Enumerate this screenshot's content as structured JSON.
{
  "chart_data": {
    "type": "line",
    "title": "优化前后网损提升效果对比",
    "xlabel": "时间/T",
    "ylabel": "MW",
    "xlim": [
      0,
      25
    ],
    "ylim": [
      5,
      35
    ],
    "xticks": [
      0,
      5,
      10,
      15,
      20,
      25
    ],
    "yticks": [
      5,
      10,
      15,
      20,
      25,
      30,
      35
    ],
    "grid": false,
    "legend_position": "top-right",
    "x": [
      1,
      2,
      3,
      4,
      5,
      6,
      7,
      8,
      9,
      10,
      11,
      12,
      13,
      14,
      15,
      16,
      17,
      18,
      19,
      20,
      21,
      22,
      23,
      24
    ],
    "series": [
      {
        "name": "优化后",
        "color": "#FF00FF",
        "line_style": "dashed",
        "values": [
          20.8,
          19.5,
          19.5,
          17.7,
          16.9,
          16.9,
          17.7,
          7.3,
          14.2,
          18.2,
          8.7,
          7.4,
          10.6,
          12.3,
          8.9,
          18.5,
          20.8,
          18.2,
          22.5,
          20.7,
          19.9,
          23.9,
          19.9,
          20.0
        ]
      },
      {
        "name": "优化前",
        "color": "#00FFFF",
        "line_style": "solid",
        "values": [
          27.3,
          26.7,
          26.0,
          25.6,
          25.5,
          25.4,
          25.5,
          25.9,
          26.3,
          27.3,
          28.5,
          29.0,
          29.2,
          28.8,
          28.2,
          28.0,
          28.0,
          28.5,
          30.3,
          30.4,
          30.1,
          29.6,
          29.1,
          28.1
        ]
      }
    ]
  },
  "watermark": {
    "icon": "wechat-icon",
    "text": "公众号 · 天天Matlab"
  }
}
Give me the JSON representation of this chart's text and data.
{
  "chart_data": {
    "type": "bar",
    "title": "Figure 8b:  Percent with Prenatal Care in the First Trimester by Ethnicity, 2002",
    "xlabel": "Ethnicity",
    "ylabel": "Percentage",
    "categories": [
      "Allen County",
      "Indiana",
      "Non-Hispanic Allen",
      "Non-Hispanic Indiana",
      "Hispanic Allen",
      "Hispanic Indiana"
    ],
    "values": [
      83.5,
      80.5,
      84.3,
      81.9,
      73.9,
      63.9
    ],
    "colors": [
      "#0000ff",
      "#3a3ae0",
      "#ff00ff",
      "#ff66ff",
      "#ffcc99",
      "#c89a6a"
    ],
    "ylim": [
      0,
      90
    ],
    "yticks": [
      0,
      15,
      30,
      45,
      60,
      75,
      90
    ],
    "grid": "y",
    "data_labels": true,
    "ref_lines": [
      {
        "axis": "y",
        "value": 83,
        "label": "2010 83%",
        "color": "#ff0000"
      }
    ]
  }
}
◆ ◆ ◆ ◆ ◆
- **Written instruction**:
Gather each line of the listing containing the word "Allen" and show it.

- **Exercise response**:
      "Allen County",
      "Non-Hispanic Allen",
      "Hispanic Allen",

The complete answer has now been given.